::: Data supplied :::

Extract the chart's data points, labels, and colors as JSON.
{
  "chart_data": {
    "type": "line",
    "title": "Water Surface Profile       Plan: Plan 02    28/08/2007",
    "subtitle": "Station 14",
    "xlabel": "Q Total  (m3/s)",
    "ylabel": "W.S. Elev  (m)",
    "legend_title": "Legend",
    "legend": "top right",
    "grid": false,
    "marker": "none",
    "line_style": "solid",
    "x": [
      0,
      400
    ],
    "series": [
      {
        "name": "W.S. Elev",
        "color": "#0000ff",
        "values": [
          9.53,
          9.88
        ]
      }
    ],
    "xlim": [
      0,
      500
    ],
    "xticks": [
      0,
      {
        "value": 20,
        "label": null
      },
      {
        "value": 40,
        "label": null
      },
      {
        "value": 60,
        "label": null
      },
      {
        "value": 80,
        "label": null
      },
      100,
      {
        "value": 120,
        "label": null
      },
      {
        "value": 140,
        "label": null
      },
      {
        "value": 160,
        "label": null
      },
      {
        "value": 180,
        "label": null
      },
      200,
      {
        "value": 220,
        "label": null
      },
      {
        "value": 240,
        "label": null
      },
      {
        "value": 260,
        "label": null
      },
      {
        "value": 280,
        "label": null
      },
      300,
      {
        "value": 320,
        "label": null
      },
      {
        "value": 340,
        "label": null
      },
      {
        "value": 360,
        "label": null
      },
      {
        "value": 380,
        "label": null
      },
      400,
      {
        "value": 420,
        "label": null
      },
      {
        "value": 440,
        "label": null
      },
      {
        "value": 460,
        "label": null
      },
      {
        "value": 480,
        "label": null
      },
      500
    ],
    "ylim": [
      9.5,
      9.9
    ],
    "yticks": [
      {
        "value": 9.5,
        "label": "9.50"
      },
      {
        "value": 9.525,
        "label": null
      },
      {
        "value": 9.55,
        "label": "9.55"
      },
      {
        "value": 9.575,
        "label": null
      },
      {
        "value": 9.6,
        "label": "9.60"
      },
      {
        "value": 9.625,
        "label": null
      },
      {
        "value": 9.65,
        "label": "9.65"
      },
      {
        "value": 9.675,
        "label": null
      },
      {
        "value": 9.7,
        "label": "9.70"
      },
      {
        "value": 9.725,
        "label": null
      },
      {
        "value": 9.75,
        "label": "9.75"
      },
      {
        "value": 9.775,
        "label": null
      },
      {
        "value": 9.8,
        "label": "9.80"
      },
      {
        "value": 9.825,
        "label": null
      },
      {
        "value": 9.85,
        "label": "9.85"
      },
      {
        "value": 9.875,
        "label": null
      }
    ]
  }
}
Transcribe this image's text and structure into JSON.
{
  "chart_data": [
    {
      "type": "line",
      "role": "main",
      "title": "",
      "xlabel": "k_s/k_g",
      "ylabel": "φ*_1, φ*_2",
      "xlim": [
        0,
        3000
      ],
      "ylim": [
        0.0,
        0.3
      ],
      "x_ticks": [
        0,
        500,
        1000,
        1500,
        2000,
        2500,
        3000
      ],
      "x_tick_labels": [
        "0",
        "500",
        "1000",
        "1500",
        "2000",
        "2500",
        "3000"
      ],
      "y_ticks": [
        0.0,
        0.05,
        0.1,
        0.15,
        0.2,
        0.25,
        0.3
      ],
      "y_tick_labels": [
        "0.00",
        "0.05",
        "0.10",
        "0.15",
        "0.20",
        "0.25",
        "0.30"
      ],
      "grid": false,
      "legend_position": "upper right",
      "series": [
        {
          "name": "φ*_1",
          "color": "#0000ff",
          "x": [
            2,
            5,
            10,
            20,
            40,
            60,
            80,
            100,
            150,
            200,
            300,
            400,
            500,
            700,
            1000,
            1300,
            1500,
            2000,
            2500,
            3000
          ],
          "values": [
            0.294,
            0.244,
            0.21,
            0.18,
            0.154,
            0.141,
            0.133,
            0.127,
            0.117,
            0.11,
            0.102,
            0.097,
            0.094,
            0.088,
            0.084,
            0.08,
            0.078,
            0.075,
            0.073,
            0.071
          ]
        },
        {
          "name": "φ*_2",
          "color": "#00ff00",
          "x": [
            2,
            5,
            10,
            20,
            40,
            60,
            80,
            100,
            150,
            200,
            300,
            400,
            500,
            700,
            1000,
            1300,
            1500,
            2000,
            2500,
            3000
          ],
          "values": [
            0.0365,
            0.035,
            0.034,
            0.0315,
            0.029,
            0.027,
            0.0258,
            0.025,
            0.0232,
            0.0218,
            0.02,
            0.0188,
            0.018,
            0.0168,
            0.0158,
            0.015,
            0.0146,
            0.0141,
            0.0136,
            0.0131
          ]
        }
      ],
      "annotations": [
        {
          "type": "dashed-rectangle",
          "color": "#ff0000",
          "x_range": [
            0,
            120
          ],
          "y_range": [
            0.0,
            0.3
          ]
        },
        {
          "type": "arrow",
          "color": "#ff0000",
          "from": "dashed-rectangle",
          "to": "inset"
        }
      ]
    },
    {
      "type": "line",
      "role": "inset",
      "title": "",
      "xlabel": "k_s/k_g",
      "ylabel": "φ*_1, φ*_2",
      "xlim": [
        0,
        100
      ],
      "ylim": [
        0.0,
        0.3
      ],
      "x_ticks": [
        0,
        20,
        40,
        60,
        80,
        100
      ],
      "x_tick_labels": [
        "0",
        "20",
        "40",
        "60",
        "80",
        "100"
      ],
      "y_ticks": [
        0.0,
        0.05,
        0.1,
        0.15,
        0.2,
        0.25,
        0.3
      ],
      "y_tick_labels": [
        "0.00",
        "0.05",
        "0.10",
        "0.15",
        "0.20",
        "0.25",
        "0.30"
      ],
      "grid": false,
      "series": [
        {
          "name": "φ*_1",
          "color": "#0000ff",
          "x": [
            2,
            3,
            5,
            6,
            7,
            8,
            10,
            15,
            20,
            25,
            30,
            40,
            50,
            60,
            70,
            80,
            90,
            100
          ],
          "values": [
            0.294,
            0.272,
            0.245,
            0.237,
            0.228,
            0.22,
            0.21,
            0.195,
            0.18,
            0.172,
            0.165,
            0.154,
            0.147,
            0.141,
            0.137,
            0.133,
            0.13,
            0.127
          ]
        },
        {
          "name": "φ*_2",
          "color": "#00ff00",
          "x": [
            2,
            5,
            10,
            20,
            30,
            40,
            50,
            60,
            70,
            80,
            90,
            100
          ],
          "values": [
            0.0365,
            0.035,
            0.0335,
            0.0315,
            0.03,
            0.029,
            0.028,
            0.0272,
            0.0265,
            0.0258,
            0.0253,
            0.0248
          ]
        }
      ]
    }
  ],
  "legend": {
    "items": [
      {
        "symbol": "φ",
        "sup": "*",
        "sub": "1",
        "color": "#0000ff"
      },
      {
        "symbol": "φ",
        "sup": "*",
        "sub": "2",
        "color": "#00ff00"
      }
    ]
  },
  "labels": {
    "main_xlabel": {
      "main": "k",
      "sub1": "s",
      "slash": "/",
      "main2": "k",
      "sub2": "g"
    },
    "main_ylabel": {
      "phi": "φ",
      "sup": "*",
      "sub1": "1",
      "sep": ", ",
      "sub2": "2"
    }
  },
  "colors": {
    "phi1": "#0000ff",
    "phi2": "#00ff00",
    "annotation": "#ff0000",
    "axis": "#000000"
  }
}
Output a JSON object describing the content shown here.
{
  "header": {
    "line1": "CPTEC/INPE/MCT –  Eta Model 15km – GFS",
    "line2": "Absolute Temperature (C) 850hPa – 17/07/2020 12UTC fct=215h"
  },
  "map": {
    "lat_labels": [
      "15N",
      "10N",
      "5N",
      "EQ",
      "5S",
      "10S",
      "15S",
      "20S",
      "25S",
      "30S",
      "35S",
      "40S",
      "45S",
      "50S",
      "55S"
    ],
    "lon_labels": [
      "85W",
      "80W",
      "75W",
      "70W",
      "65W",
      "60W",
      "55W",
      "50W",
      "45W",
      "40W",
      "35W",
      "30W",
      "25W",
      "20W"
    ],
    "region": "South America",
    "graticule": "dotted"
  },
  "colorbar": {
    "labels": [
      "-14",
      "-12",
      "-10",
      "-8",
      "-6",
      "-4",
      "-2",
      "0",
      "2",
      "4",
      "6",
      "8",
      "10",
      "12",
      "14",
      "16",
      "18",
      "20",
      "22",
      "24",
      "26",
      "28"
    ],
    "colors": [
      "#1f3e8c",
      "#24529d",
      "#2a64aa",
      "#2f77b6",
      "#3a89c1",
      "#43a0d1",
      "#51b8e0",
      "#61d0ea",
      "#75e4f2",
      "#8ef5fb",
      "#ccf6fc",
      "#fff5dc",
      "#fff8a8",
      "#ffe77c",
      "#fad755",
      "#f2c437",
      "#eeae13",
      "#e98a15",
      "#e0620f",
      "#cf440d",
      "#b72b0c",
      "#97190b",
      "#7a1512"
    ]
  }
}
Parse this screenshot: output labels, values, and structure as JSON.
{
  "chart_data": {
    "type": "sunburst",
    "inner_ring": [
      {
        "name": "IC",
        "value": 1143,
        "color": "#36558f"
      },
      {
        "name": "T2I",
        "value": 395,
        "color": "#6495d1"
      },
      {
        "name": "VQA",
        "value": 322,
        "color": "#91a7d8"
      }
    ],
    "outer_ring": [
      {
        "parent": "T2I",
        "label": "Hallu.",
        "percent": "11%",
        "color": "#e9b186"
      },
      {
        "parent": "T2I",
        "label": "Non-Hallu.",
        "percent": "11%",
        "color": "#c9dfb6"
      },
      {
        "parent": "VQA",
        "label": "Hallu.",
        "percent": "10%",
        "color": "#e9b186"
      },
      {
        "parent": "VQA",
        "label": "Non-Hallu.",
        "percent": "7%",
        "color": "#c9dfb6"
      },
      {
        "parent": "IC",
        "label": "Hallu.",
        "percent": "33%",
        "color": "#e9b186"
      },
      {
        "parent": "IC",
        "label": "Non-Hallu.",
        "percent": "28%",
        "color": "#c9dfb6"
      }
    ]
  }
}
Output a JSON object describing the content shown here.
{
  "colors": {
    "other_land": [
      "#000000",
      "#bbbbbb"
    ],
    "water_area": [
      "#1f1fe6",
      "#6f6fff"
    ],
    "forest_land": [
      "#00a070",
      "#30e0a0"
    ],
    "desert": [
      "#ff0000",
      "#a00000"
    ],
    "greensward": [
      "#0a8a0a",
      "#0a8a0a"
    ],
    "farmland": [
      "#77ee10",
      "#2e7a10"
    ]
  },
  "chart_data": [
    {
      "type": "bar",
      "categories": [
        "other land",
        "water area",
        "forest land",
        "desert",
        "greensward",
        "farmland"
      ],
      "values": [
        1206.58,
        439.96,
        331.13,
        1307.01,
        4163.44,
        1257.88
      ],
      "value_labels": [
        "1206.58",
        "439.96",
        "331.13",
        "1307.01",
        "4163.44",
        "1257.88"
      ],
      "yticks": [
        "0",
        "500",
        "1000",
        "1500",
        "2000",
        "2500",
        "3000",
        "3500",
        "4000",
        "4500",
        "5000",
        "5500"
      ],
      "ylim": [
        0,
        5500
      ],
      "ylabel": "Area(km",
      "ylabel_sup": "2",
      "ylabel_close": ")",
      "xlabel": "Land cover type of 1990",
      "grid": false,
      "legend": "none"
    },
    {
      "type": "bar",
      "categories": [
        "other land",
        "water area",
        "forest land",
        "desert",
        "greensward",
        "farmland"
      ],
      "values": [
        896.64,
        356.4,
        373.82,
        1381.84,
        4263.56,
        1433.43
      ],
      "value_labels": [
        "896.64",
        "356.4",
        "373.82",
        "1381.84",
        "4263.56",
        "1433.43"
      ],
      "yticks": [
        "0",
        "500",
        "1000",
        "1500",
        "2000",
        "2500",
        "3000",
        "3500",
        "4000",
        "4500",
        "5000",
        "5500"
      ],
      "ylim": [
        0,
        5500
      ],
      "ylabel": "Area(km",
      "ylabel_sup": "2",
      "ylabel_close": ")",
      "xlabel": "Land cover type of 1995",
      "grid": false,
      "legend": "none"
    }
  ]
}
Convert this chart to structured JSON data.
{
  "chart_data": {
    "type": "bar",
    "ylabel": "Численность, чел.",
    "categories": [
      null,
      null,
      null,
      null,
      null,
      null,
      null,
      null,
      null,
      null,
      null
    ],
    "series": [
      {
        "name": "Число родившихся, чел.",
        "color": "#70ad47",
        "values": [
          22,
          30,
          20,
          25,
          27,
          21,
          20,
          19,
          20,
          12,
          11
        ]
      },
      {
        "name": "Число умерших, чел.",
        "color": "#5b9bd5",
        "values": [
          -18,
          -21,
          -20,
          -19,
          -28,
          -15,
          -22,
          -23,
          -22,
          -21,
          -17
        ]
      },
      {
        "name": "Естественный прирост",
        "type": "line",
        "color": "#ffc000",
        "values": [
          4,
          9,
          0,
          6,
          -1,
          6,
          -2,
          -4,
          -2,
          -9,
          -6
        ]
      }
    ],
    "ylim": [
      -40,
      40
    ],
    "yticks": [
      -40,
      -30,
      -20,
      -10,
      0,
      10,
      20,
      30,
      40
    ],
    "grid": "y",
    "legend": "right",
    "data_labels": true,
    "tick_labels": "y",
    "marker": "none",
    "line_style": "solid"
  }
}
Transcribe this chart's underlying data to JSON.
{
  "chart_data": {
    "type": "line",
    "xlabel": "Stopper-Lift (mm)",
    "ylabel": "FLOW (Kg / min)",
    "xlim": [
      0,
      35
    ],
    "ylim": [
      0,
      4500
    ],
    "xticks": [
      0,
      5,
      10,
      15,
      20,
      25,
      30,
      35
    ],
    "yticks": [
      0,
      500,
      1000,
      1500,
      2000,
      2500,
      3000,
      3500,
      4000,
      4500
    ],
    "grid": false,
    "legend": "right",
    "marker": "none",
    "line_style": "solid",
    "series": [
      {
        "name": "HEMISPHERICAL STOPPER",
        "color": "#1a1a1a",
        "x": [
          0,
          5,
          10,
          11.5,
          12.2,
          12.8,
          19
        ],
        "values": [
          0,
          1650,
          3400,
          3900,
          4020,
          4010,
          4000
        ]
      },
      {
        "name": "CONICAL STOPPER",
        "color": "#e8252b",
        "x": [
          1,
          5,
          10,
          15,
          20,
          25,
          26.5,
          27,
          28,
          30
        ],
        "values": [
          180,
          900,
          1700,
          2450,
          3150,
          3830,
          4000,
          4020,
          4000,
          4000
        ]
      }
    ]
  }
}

:::

▶ [Directive] Extract, exactly, the lines above that begin at the line containing "Transcribe this chart's" and end at the final line of the records; add no other text.

▶ [Answer to the exercise]
Transcribe this chart's underlying data to JSON.
{
  "chart_data": {
    "type": "line",
    "xlabel": "Stopper-Lift (mm)",
    "ylabel": "FLOW (Kg / min)",
    "xlim": [
      0,
      35
    ],
    "ylim": [
      0,
      4500
    ],
    "xticks": [
      0,
      5,
      10,
      15,
      20,
      25,
      30,
      35
    ],
    "yticks": [
      0,
      500,
      1000,
      1500,
      2000,
      2500,
      3000,
      3500,
      4000,
      4500
    ],
    "grid": false,
    "legend": "right",
    "marker": "none",
    "line_style": "solid",
    "series": [
      {
        "name": "HEMISPHERICAL STOPPER",
        "color": "#1a1a1a",
        "x": [
          0,
          5,
          10,
          11.5,
          12.2,
          12.8,
          19
        ],
        "values": [
          0,
          1650,
          3400,
          3900,
          4020,
          4010,
          4000
        ]
      },
      {
        "name": "CONICAL STOPPER",
        "color": "#e8252b",
        "x": [
          1,
          5,
          10,
          15,
          20,
          25,
          26.5,
          27,
          28,
          30
        ],
        "values": [
          180,
          900,
          1700,
          2450,
          3150,
          3830,
          4000,
          4020,
          4000,
          4000
        ]
      }
    ]
  }
}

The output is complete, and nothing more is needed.